_Work to do_
Search the listing for "Agree" and copy every line where it appears.

Begin Record list

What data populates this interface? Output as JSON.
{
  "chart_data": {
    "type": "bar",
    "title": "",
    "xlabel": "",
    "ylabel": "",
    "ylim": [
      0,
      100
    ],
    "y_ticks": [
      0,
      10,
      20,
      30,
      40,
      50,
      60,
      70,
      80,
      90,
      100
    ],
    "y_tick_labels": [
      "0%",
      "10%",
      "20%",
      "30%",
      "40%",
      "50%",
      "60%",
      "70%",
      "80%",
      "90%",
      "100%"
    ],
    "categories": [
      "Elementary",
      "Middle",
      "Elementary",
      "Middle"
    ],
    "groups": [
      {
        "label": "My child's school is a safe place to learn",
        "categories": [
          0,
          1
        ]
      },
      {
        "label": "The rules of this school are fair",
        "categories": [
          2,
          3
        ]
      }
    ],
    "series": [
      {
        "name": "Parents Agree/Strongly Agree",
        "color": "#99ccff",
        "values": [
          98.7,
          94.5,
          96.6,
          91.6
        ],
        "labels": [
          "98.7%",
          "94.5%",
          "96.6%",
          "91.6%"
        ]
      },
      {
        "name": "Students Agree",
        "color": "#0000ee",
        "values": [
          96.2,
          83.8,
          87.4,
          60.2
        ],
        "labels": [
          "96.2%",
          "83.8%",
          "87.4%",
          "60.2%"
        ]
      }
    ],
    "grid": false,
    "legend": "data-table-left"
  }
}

End Record list

_Response to the exercise_
        "name": "Parents Agree/Strongly Agree",
        "name": "Students Agree",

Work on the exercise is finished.